Go through the entries below and write each one out exactly.

Data entries =
○ ○ ○

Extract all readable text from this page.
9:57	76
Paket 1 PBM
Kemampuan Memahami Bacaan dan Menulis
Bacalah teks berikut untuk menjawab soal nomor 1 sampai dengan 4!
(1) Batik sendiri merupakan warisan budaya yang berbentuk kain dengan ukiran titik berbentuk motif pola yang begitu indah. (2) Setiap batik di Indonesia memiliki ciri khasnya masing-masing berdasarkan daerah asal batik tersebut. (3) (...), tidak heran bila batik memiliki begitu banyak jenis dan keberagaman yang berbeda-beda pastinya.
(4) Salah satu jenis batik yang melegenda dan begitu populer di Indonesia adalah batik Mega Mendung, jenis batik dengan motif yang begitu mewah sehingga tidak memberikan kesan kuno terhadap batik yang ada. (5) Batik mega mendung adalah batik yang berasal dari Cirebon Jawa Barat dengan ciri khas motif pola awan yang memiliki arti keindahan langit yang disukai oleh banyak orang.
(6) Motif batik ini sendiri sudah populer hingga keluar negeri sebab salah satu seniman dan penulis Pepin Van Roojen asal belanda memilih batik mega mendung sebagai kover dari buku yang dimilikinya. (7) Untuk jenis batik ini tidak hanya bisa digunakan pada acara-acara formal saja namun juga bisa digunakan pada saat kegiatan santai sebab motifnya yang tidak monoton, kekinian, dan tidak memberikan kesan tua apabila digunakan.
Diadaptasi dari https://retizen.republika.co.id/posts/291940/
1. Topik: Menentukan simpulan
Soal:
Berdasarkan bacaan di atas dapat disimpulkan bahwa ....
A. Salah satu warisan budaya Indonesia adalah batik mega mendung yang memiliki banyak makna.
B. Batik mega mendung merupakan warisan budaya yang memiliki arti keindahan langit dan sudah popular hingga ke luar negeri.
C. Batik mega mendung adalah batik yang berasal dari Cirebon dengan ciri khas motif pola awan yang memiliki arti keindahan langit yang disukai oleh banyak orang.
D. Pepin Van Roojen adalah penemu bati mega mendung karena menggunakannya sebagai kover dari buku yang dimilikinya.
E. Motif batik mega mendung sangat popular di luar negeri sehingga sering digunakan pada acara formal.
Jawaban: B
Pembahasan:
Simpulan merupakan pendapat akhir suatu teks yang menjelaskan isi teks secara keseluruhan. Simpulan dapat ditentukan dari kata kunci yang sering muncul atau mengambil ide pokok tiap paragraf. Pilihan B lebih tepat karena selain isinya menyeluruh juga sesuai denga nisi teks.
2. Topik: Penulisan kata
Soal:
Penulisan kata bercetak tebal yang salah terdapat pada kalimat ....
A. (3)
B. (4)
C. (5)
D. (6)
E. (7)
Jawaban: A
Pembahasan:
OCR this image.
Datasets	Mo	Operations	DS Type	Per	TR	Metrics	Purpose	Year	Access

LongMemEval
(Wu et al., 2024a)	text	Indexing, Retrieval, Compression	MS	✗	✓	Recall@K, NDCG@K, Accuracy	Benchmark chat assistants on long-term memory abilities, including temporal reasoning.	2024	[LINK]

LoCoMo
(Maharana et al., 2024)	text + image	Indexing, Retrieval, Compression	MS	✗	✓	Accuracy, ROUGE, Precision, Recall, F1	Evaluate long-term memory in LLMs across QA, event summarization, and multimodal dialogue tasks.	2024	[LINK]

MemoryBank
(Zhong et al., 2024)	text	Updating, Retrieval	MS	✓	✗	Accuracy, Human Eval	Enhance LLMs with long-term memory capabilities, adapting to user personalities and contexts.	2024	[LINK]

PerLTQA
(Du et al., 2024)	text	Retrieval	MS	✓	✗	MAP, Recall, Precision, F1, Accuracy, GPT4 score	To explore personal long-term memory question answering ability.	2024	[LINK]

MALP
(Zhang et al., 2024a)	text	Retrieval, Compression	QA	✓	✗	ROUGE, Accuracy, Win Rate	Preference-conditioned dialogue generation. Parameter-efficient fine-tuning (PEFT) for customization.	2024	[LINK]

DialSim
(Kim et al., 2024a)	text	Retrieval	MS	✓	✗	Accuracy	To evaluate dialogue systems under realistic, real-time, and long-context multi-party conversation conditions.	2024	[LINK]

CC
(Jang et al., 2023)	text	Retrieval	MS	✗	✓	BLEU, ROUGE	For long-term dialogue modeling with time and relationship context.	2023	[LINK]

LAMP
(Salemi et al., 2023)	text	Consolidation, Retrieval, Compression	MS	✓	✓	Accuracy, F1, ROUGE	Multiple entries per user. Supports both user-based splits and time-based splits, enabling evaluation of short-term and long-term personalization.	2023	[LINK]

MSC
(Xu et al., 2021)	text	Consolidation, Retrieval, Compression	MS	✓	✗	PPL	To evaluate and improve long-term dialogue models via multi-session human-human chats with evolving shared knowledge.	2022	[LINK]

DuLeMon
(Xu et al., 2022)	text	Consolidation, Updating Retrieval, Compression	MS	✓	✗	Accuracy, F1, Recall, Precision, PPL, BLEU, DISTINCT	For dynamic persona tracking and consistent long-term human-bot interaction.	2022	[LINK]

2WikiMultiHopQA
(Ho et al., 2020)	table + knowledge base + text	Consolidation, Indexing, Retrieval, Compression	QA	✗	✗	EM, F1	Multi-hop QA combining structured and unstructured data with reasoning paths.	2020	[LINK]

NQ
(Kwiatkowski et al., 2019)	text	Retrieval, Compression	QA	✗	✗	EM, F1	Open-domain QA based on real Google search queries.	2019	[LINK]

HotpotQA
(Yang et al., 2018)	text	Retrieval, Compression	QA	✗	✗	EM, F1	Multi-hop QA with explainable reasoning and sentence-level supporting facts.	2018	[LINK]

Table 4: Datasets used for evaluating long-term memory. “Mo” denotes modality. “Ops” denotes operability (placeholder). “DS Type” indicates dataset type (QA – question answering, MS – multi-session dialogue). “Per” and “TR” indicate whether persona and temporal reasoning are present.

○ ○ ○

Answer =
Extract all readable text from this page.
9:57	76
Paket 1 PBM
Kemampuan Memahami Bacaan dan Menulis
Bacalah teks berikut untuk menjawab soal nomor 1 sampai dengan 4!
(1) Batik sendiri merupakan warisan budaya yang berbentuk kain dengan ukiran titik berbentuk motif pola yang begitu indah. (2) Setiap batik di Indonesia memiliki ciri khasnya masing-masing berdasarkan daerah asal batik tersebut. (3) (...), tidak heran bila batik memiliki begitu banyak jenis dan keberagaman yang berbeda-beda pastinya.
(4) Salah satu jenis batik yang melegenda dan begitu populer di Indonesia adalah batik Mega Mendung, jenis batik dengan motif yang begitu mewah sehingga tidak memberikan kesan kuno terhadap batik yang ada. (5) Batik mega mendung adalah batik yang berasal dari Cirebon Jawa Barat dengan ciri khas motif pola awan yang memiliki arti keindahan langit yang disukai oleh banyak orang.
(6) Motif batik ini sendiri sudah populer hingga keluar negeri sebab salah satu seniman dan penulis Pepin Van Roojen asal belanda memilih batik mega mendung sebagai kover dari buku yang dimilikinya. (7) Untuk jenis batik ini tidak hanya bisa digunakan pada acara-acara formal saja namun juga bisa digunakan pada saat kegiatan santai sebab motifnya yang tidak monoton, kekinian, dan tidak memberikan kesan tua apabila digunakan.
Diadaptasi dari https://retizen.republika.co.id/posts/291940/
1. Topik: Menentukan simpulan
Soal:
Berdasarkan bacaan di atas dapat disimpulkan bahwa ....
A. Salah satu warisan budaya Indonesia adalah batik mega mendung yang memiliki banyak makna.
B. Batik mega mendung merupakan warisan budaya yang memiliki arti keindahan langit dan sudah popular hingga ke luar negeri.
C. Batik mega mendung adalah batik yang berasal dari Cirebon dengan ciri khas motif pola awan yang memiliki arti keindahan langit yang disukai oleh banyak orang.
D. Pepin Van Roojen adalah penemu bati mega mendung karena menggunakannya sebagai kover dari buku yang dimilikinya.
E. Motif batik mega mendung sangat popular di luar negeri sehingga sering digunakan pada acara formal.
Jawaban: B
Pembahasan:
Simpulan merupakan pendapat akhir suatu teks yang menjelaskan isi teks secara keseluruhan. Simpulan dapat ditentukan dari kata kunci yang sering muncul atau mengambil ide pokok tiap paragraf. Pilihan B lebih tepat karena selain isinya menyeluruh juga sesuai denga nisi teks.
2. Topik: Penulisan kata
Soal:
Penulisan kata bercetak tebal yang salah terdapat pada kalimat ....
A. (3)
B. (4)
C. (5)
D. (6)
E. (7)
Jawaban: A
Pembahasan:
OCR this image.
Datasets	Mo	Operations	DS Type	Per	TR	Metrics	Purpose	Year	Access

LongMemEval
(Wu et al., 2024a)	text	Indexing, Retrieval, Compression	MS	✗	✓	Recall@K, NDCG@K, Accuracy	Benchmark chat assistants on long-term memory abilities, including temporal reasoning.	2024	[LINK]

LoCoMo
(Maharana et al., 2024)	text + image	Indexing, Retrieval, Compression	MS	✗	✓	Accuracy, ROUGE, Precision, Recall, F1	Evaluate long-term memory in LLMs across QA, event summarization, and multimodal dialogue tasks.	2024	[LINK]

MemoryBank
(Zhong et al., 2024)	text	Updating, Retrieval	MS	✓	✗	Accuracy, Human Eval	Enhance LLMs with long-term memory capabilities, adapting to user personalities and contexts.	2024	[LINK]

PerLTQA
(Du et al., 2024)	text	Retrieval	MS	✓	✗	MAP, Recall, Precision, F1, Accuracy, GPT4 score	To explore personal long-term memory question answering ability.	2024	[LINK]

MALP
(Zhang et al., 2024a)	text	Retrieval, Compression	QA	✓	✗	ROUGE, Accuracy, Win Rate	Preference-conditioned dialogue generation. Parameter-efficient fine-tuning (PEFT) for customization.	2024	[LINK]

DialSim
(Kim et al., 2024a)	text	Retrieval	MS	✓	✗	Accuracy	To evaluate dialogue systems under realistic, real-time, and long-context multi-party conversation conditions.	2024	[LINK]

CC
(Jang et al., 2023)	text	Retrieval	MS	✗	✓	BLEU, ROUGE	For long-term dialogue modeling with time and relationship context.	2023	[LINK]

LAMP
(Salemi et al., 2023)	text	Consolidation, Retrieval, Compression	MS	✓	✓	Accuracy, F1, ROUGE	Multiple entries per user. Supports both user-based splits and time-based splits, enabling evaluation of short-term and long-term personalization.	2023	[LINK]

MSC
(Xu et al., 2021)	text	Consolidation, Retrieval, Compression	MS	✓	✗	PPL	To evaluate and improve long-term dialogue models via multi-session human-human chats with evolving shared knowledge.	2022	[LINK]

DuLeMon
(Xu et al., 2022)	text	Consolidation, Updating Retrieval, Compression	MS	✓	✗	Accuracy, F1, Recall, Precision, PPL, BLEU, DISTINCT	For dynamic persona tracking and consistent long-term human-bot interaction.	2022	[LINK]

2WikiMultiHopQA
(Ho et al., 2020)	table + knowledge base + text	Consolidation, Indexing, Retrieval, Compression	QA	✗	✗	EM, F1	Multi-hop QA combining structured and unstructured data with reasoning paths.	2020	[LINK]

NQ
(Kwiatkowski et al., 2019)	text	Retrieval, Compression	QA	✗	✗	EM, F1	Open-domain QA based on real Google search queries.	2019	[LINK]

HotpotQA
(Yang et al., 2018)	text	Retrieval, Compression	QA	✗	✗	EM, F1	Multi-hop QA with explainable reasoning and sentence-level supporting facts.	2018	[LINK]

Table 4: Datasets used for evaluating long-term memory. “Mo” denotes modality. “Ops” denotes operability (placeholder). “DS Type” indicates dataset type (QA – question answering, MS – multi-session dialogue). “Per” and “TR” indicate whether persona and temporal reasoning are present.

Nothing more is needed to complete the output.